> Task to complete
Reproduce each line of the material exactly, minus any picture.

> Records for the exercise
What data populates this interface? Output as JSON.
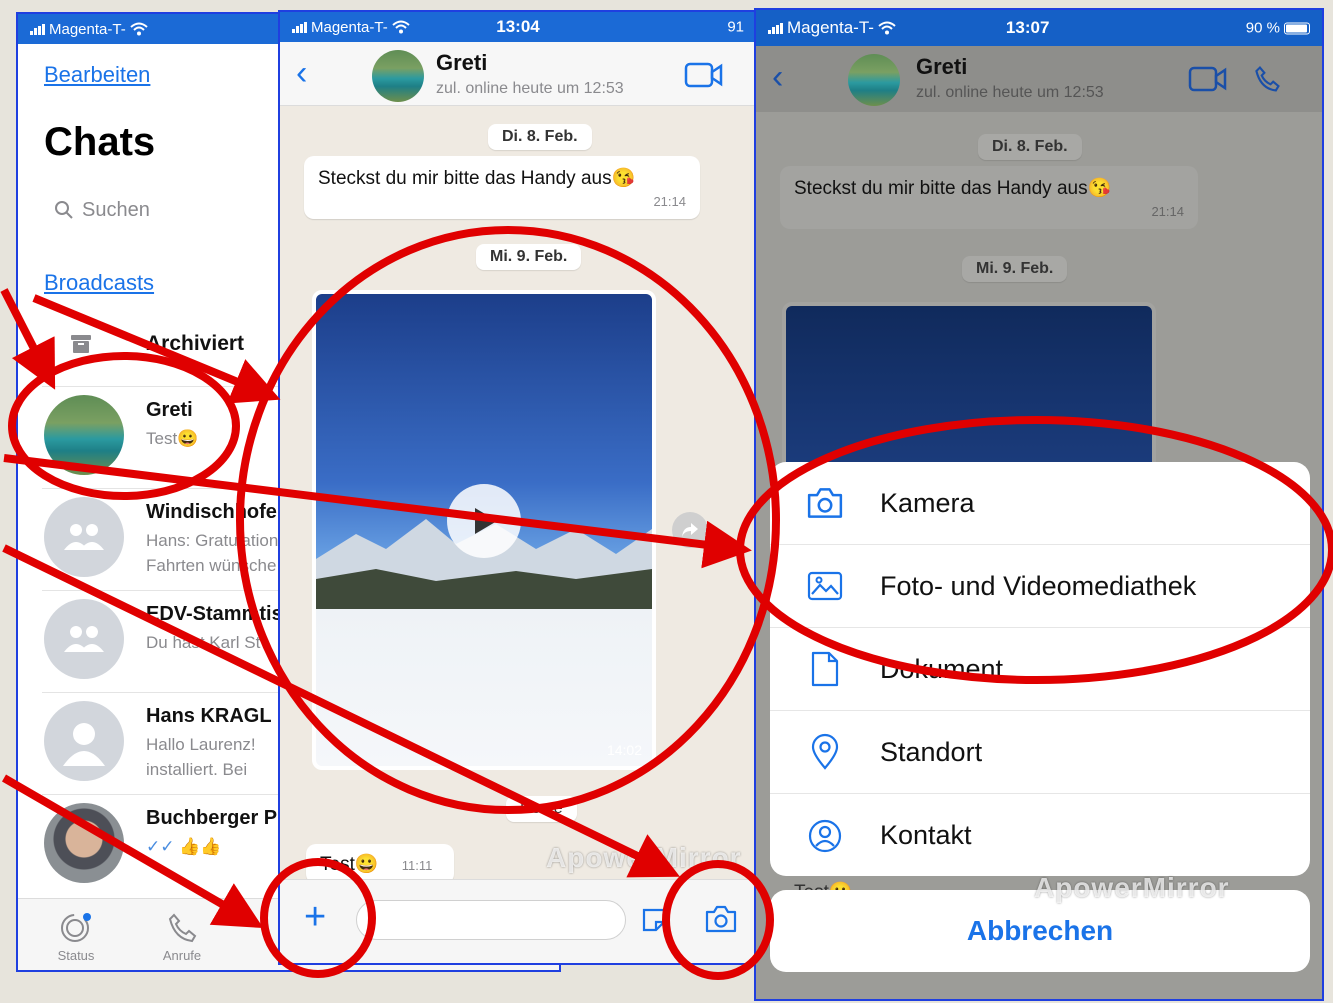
{
  "phone_left": {
    "status": {
      "carrier": "Magenta-T-"
    },
    "edit_label": "Bearbeiten",
    "title": "Chats",
    "search_placeholder": "Suchen",
    "broadcasts_label": "Broadcasts",
    "archived_label": "Archiviert",
    "chats": [
      {
        "name": "Greti",
        "preview": "Test😀"
      },
      {
        "name": "Windischhofer",
        "preview": "Hans: Gratulation\nFahrten wünsche"
      },
      {
        "name": "EDV-Stammtisch",
        "preview": "Du hast Karl St"
      },
      {
        "name": "Hans KRAGL",
        "preview": "Hallo Laurenz!\ninstalliert.  Bei"
      },
      {
        "name": "Buchberger P",
        "preview": "✓✓ 👍👍"
      }
    ],
    "tabs": {
      "status": "Status",
      "calls": "Anrufe"
    }
  },
  "phone_middle": {
    "status": {
      "carrier": "Magenta-T-",
      "time": "13:04",
      "battery": "91"
    },
    "contact_name": "Greti",
    "last_seen": "zul. online heute um 12:53",
    "date1": "Di. 8. Feb.",
    "message1": {
      "text": "Steckst du mir bitte das Handy aus😘",
      "time": "21:14"
    },
    "date2": "Mi. 9. Feb.",
    "video_duration": "14:02",
    "date3": "Heute",
    "message2": {
      "text": "Test😀",
      "time": "11:11"
    },
    "watermark": "ApowerMirror"
  },
  "phone_right": {
    "status": {
      "carrier": "Magenta-T-",
      "time": "13:07",
      "battery": "90 %"
    },
    "contact_name": "Greti",
    "last_seen": "zul. online heute um 12:53",
    "date1": "Di. 8. Feb.",
    "message1": {
      "text": "Steckst du mir bitte das Handy aus😘",
      "time": "21:14"
    },
    "date2": "Mi. 9. Feb.",
    "sheet_items": [
      {
        "label": "Kamera",
        "icon": "camera-icon"
      },
      {
        "label": "Foto- und Videomediathek",
        "icon": "photo-library-icon"
      },
      {
        "label": "Dokument",
        "icon": "document-icon"
      },
      {
        "label": "Standort",
        "icon": "location-icon"
      },
      {
        "label": "Kontakt",
        "icon": "contact-icon"
      }
    ],
    "peek_text": "Test😀",
    "cancel_label": "Abbrechen",
    "watermark": "ApowerMirror"
  },
  "colors": {
    "accent": "#1a73e8",
    "annotation": "#e00000",
    "frame": "#1f3fe0"
  }
}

> Answer to this problem
What data populates this interface? Output as JSON.
{
  "phone_left": {
    "status": {
      "carrier": "Magenta-T-"
    },
    "edit_label": "Bearbeiten",
    "title": "Chats",
    "search_placeholder": "Suchen",
    "broadcasts_label": "Broadcasts",
    "archived_label": "Archiviert",
    "chats": [
      {
        "name": "Greti",
        "preview": "Test😀"
      },
      {
        "name": "Windischhofer",
        "preview": "Hans: Gratulation\nFahrten wünsche"
      },
      {
        "name": "EDV-Stammtisch",
        "preview": "Du hast Karl St"
      },
      {
        "name": "Hans KRAGL",
        "preview": "Hallo Laurenz!\ninstalliert.  Bei"
      },
      {
        "name": "Buchberger P",
        "preview": "✓✓ 👍👍"
      }
    ],
    "tabs": {
      "status": "Status",
      "calls": "Anrufe"
    }
  },
  "phone_middle": {
    "status": {
      "carrier": "Magenta-T-",
      "time": "13:04",
      "battery": "91"
    },
    "contact_name": "Greti",
    "last_seen": "zul. online heute um 12:53",
    "date1": "Di. 8. Feb.",
    "message1": {
      "text": "Steckst du mir bitte das Handy aus😘",
      "time": "21:14"
    },
    "date2": "Mi. 9. Feb.",
    "video_duration": "14:02",
    "date3": "Heute",
    "message2": {
      "text": "Test😀",
      "time": "11:11"
    },
    "watermark": "ApowerMirror"
  },
  "phone_right": {
    "status": {
      "carrier": "Magenta-T-",
      "time": "13:07",
      "battery": "90 %"
    },
    "contact_name": "Greti",
    "last_seen": "zul. online heute um 12:53",
    "date1": "Di. 8. Feb.",
    "message1": {
      "text": "Steckst du mir bitte das Handy aus😘",
      "time": "21:14"
    },
    "date2": "Mi. 9. Feb.",
    "sheet_items": [
      {
        "label": "Kamera",
        "icon": "camera-icon"
      },
      {
        "label": "Foto- und Videomediathek",
        "icon": "photo-library-icon"
      },
      {
        "label": "Dokument",
        "icon": "document-icon"
      },
      {
        "label": "Standort",
        "icon": "location-icon"
      },
      {
        "label": "Kontakt",
        "icon": "contact-icon"
      }
    ],
    "peek_text": "Test😀",
    "cancel_label": "Abbrechen",
    "watermark": "ApowerMirror"
  },
  "colors": {
    "accent": "#1a73e8",
    "annotation": "#e00000",
    "frame": "#1f3fe0"
  }
}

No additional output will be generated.